◆ To be done
Print the listing that follows, character for character.

◆ Extracted records
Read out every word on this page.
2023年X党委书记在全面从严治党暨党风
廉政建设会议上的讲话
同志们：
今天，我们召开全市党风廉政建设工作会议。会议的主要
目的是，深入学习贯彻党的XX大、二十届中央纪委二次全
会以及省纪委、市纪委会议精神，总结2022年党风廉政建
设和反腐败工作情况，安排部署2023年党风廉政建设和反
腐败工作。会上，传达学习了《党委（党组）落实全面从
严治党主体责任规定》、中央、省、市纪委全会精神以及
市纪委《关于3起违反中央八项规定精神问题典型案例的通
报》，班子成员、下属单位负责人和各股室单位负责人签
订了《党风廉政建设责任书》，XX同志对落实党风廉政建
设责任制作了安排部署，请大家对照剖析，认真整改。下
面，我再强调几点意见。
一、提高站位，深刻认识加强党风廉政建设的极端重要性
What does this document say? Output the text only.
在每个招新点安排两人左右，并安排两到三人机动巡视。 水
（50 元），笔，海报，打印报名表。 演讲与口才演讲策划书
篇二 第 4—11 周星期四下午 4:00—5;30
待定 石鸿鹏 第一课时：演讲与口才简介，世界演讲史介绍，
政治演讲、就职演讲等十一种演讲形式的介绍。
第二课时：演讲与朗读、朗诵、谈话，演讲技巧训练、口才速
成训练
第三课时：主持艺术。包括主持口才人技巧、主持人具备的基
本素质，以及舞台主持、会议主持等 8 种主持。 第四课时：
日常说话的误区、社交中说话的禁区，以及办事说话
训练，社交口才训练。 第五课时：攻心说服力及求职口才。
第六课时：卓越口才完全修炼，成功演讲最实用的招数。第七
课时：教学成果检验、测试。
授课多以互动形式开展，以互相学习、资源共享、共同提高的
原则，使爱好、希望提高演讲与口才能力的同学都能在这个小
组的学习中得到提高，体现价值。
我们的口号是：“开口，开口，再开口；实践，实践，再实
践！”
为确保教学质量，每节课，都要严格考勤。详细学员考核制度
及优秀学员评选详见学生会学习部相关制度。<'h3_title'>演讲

◆ Task response
Read out every word on this page.
2023年X党委书记在全面从严治党暨党风
廉政建设会议上的讲话
同志们：
今天，我们召开全市党风廉政建设工作会议。会议的主要
目的是，深入学习贯彻党的XX大、二十届中央纪委二次全
会以及省纪委、市纪委会议精神，总结2022年党风廉政建
设和反腐败工作情况，安排部署2023年党风廉政建设和反
腐败工作。会上，传达学习了《党委（党组）落实全面从
严治党主体责任规定》、中央、省、市纪委全会精神以及
市纪委《关于3起违反中央八项规定精神问题典型案例的通
报》，班子成员、下属单位负责人和各股室单位负责人签
订了《党风廉政建设责任书》，XX同志对落实党风廉政建
设责任制作了安排部署，请大家对照剖析，认真整改。下
面，我再强调几点意见。
一、提高站位，深刻认识加强党风廉政建设的极端重要性
What does this document say? Output the text only.
在每个招新点安排两人左右，并安排两到三人机动巡视。 水
（50 元），笔，海报，打印报名表。 演讲与口才演讲策划书
篇二 第 4—11 周星期四下午 4:00—5;30
待定 石鸿鹏 第一课时：演讲与口才简介，世界演讲史介绍，
政治演讲、就职演讲等十一种演讲形式的介绍。
第二课时：演讲与朗读、朗诵、谈话，演讲技巧训练、口才速
成训练
第三课时：主持艺术。包括主持口才人技巧、主持人具备的基
本素质，以及舞台主持、会议主持等 8 种主持。 第四课时：
日常说话的误区、社交中说话的禁区，以及办事说话
训练，社交口才训练。 第五课时：攻心说服力及求职口才。
第六课时：卓越口才完全修炼，成功演讲最实用的招数。第七
课时：教学成果检验、测试。
授课多以互动形式开展，以互相学习、资源共享、共同提高的
原则，使爱好、希望提高演讲与口才能力的同学都能在这个小
组的学习中得到提高，体现价值。
我们的口号是：“开口，开口，再开口；实践，实践，再实
践！”
为确保教学质量，每节课，都要严格考勤。详细学员考核制度
及优秀学员评选详见学生会学习部相关制度。<'h3_title'>演讲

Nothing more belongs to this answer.